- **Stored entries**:
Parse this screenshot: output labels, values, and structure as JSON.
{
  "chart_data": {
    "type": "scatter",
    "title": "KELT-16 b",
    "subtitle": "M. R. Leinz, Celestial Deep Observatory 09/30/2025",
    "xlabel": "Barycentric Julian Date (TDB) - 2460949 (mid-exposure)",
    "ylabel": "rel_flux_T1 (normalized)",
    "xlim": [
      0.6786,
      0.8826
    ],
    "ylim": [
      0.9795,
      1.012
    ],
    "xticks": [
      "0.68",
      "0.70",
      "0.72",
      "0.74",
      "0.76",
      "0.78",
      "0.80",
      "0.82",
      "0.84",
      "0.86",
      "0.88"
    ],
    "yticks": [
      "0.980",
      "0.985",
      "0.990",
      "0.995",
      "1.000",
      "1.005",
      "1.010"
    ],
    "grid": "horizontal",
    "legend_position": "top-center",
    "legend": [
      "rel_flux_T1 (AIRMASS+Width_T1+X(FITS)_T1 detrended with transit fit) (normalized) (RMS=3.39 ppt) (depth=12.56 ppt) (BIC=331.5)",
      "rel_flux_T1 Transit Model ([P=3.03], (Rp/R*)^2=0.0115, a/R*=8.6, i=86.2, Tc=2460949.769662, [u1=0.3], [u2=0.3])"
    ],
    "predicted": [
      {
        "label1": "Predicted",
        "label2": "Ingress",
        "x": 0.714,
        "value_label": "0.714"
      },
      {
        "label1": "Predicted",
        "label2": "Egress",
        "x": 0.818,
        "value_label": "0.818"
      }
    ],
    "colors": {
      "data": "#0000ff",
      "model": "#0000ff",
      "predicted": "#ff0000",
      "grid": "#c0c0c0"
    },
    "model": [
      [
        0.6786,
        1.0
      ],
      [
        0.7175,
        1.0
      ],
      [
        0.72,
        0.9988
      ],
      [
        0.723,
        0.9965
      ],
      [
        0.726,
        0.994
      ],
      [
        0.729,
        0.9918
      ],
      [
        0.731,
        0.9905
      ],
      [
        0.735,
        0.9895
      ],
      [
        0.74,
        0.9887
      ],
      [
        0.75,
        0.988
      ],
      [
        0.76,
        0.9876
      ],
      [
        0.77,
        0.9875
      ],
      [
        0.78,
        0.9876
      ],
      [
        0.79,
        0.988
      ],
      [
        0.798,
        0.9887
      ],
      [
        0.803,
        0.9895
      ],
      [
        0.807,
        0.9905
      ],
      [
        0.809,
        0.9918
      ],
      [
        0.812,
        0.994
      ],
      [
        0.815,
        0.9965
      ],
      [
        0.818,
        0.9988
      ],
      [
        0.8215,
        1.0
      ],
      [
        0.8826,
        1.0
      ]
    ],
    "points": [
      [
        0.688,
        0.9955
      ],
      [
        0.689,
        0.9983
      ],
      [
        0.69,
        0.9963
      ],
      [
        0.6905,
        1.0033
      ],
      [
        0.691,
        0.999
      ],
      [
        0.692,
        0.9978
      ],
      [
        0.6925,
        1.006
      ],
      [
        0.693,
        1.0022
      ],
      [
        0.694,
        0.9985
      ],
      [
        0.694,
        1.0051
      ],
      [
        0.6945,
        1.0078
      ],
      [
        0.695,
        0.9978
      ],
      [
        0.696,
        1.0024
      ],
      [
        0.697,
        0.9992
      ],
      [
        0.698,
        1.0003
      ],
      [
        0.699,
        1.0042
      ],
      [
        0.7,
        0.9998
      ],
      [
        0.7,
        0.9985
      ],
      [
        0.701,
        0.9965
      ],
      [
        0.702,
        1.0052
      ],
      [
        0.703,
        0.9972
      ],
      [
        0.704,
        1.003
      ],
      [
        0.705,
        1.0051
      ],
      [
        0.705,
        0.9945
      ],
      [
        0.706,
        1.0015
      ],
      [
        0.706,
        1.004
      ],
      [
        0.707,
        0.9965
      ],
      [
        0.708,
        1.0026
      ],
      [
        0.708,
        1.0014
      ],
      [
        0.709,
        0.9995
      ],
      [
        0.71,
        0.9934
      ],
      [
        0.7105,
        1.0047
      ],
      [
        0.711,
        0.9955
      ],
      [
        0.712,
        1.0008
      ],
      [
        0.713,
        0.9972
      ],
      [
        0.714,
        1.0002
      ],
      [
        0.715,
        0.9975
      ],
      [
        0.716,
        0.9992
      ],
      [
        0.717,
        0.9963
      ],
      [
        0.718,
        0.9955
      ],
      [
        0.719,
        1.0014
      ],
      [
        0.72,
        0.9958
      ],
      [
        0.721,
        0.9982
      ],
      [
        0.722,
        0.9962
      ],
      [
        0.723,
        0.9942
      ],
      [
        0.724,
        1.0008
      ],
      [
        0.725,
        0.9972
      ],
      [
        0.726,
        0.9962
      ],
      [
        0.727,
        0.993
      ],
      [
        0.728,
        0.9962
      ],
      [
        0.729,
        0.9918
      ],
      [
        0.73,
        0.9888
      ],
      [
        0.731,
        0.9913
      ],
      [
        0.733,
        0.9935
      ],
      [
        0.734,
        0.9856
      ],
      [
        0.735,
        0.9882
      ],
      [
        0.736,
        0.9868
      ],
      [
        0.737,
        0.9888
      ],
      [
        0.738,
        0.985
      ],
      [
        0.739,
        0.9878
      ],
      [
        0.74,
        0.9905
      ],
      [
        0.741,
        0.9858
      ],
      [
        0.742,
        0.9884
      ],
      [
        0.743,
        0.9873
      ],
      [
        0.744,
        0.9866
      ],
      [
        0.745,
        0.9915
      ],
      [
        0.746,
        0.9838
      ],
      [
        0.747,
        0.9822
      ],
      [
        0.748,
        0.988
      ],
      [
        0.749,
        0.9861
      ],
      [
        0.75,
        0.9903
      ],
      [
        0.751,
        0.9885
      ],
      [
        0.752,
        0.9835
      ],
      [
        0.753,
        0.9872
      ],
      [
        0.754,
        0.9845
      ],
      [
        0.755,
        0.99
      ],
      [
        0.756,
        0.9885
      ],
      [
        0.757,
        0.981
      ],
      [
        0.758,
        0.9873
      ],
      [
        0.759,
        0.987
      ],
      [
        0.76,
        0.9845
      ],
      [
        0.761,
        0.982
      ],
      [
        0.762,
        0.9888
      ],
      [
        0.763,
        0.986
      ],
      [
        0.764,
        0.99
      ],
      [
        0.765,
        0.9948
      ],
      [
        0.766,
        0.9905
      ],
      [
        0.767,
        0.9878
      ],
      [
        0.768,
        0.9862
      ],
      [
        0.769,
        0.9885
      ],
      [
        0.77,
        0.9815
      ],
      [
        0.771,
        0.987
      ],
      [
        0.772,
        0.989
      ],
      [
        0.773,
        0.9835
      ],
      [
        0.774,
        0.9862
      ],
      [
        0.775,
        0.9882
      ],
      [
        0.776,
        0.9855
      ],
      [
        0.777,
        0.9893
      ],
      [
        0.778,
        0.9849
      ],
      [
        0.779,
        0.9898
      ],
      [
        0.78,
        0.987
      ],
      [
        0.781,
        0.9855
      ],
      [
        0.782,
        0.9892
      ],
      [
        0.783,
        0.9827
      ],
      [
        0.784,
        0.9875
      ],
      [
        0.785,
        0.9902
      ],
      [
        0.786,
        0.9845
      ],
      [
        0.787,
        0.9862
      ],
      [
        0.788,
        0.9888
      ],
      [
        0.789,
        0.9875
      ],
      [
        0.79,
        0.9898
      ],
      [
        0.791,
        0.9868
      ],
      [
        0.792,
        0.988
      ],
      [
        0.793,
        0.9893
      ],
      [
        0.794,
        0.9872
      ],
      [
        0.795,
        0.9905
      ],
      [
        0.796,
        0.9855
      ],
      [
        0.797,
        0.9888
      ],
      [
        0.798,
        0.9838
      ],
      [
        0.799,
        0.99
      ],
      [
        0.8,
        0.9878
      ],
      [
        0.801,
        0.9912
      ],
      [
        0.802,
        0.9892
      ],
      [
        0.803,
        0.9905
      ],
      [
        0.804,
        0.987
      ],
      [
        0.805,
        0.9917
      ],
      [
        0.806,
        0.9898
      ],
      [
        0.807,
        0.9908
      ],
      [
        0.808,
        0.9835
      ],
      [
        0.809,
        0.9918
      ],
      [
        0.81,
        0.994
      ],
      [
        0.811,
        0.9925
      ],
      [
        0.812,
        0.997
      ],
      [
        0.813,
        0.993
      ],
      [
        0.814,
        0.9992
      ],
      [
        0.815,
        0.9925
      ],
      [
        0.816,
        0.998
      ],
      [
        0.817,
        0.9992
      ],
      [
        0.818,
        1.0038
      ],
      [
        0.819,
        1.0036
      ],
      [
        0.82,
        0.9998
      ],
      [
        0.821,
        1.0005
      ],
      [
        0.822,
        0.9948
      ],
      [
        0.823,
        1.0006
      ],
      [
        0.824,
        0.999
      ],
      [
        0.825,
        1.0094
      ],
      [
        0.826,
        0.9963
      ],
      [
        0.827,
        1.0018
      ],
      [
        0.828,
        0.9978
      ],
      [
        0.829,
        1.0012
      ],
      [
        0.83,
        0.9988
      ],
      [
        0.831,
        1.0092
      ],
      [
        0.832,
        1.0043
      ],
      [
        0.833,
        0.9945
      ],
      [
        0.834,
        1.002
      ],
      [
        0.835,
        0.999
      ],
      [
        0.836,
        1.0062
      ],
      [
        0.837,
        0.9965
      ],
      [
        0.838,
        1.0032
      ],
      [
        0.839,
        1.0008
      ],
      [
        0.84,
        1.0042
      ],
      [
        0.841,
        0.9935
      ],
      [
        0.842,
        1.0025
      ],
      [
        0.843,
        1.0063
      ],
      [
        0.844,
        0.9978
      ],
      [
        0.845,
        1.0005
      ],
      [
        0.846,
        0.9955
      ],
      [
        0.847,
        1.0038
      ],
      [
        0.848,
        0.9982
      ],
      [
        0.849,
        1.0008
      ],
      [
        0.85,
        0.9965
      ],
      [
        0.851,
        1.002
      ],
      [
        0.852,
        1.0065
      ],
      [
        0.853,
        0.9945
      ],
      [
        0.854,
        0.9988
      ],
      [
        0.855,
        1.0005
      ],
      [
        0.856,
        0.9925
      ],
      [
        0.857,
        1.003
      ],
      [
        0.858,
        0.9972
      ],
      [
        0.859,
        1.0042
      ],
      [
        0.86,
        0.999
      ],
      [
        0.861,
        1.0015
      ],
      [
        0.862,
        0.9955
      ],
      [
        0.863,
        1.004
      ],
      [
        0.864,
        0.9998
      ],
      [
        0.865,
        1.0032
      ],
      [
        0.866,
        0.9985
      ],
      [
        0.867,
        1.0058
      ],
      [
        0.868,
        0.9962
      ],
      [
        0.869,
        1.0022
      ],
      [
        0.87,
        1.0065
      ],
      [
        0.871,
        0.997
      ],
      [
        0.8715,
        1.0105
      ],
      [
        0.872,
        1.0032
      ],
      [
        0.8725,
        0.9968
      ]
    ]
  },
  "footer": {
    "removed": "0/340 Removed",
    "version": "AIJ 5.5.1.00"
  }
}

- **Written problem**: From the listing, tally every line with the word "normalized" in it and give only the tally.

- **Answer to the exercise**: 2